THE TASK ▸ Transcribe the records that follow, preserving every word.

MATERIAL SUPPLIED ▸
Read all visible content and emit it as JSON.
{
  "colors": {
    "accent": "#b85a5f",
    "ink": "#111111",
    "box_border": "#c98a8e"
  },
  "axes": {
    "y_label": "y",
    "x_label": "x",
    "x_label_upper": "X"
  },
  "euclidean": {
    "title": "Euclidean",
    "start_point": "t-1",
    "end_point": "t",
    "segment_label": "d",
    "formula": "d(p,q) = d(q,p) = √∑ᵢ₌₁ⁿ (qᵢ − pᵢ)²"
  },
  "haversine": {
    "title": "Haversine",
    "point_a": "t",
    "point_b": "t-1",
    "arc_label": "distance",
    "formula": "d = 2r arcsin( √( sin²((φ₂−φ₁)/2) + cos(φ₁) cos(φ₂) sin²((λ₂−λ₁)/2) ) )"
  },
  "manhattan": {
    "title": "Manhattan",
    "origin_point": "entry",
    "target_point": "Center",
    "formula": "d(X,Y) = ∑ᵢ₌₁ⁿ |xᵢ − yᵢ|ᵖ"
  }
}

WRITTEN SOLUTION ▸
Read all visible content and emit it as JSON.
{
  "colors": {
    "accent": "#b85a5f",
    "ink": "#111111",
    "box_border": "#c98a8e"
  },
  "axes": {
    "y_label": "y",
    "x_label": "x",
    "x_label_upper": "X"
  },
  "euclidean": {
    "title": "Euclidean",
    "start_point": "t-1",
    "end_point": "t",
    "segment_label": "d",
    "formula": "d(p,q) = d(q,p) = √∑ᵢ₌₁ⁿ (qᵢ − pᵢ)²"
  },
  "haversine": {
    "title": "Haversine",
    "point_a": "t",
    "point_b": "t-1",
    "arc_label": "distance",
    "formula": "d = 2r arcsin( √( sin²((φ₂−φ₁)/2) + cos(φ₁) cos(φ₂) sin²((λ₂−λ₁)/2) ) )"
  },
  "manhattan": {
    "title": "Manhattan",
    "origin_point": "entry",
    "target_point": "Center",
    "formula": "d(X,Y) = ∑ᵢ₌₁ⁿ |xᵢ − yᵢ|ᵖ"
  }
}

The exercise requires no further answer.